Given request =
Output each entry below as it stands, leaving out every picture.

.....

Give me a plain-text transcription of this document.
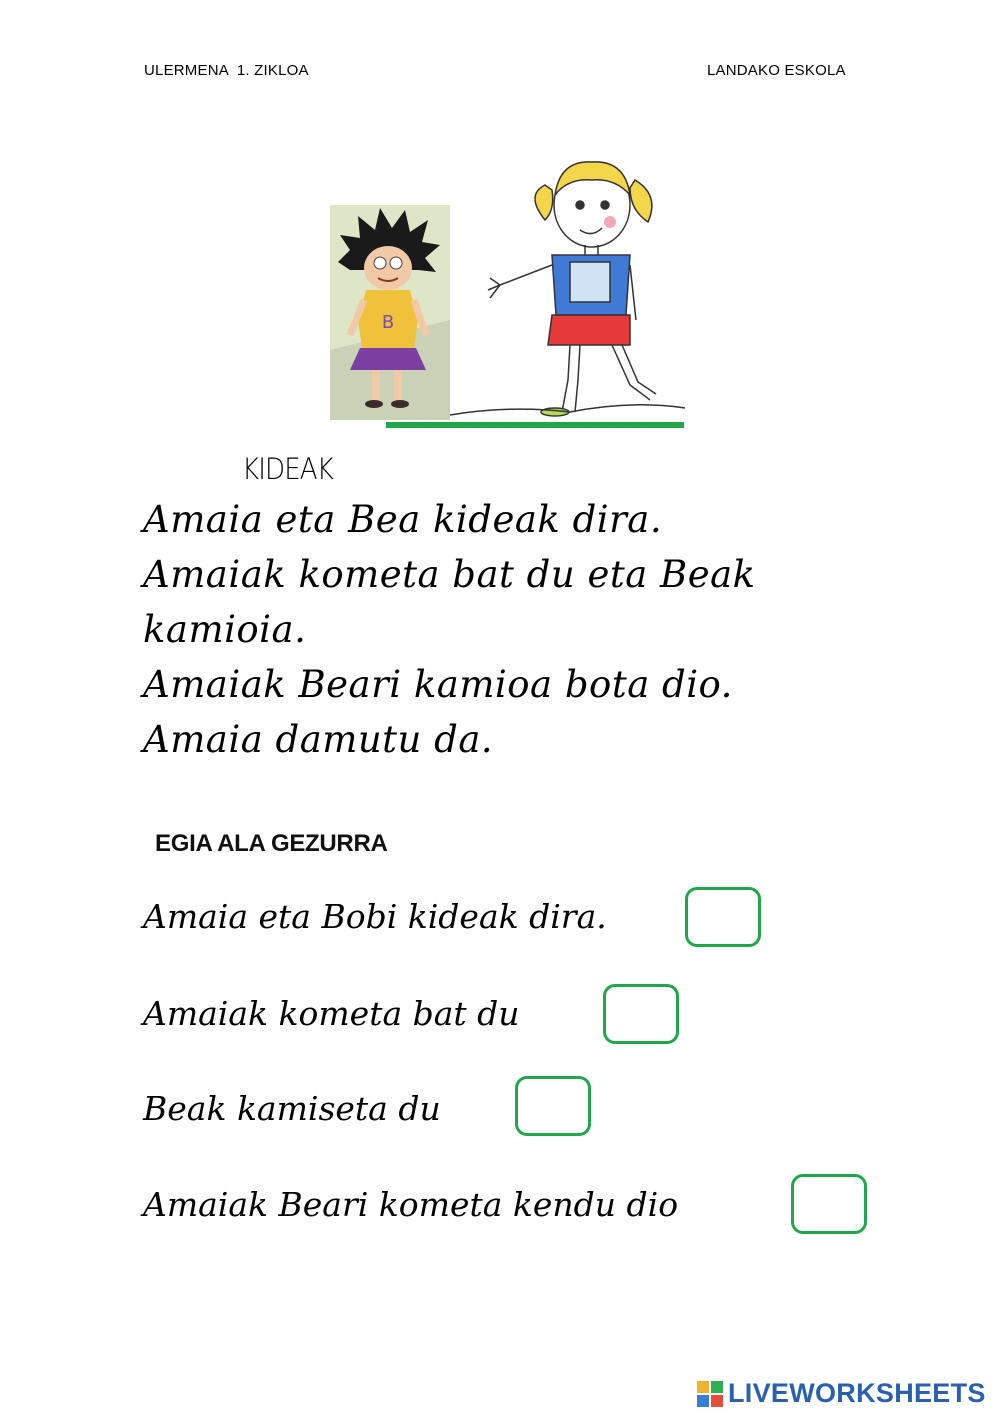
ULERMENA  1. ZIKLOA	LANDAKO ESKOLA
B
KIDEAK
Amaia eta Bea kideak dira.
Amaiak kometa bat du eta Beak
kamioia.
Amaiak Beari kamioa bota dio.
Amaia damutu da.
EGIA ALA GEZURRA
Amaia eta Bobi kideak dira.
Amaiak kometa bat du
Beak kamiseta du
Amaiak Beari kometa kendu dio
LIVEWORKSHEETS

.....

Task output =
Give me a plain-text transcription of this document.
ULERMENA  1. ZIKLOA	LANDAKO ESKOLA
B
KIDEAK
Amaia eta Bea kideak dira.
Amaiak kometa bat du eta Beak
kamioia.
Amaiak Beari kamioa bota dio.
Amaia damutu da.
EGIA ALA GEZURRA
Amaia eta Bobi kideak dira.
Amaiak kometa bat du
Beak kamiseta du
Amaiak Beari kometa kendu dio
LIVEWORKSHEETS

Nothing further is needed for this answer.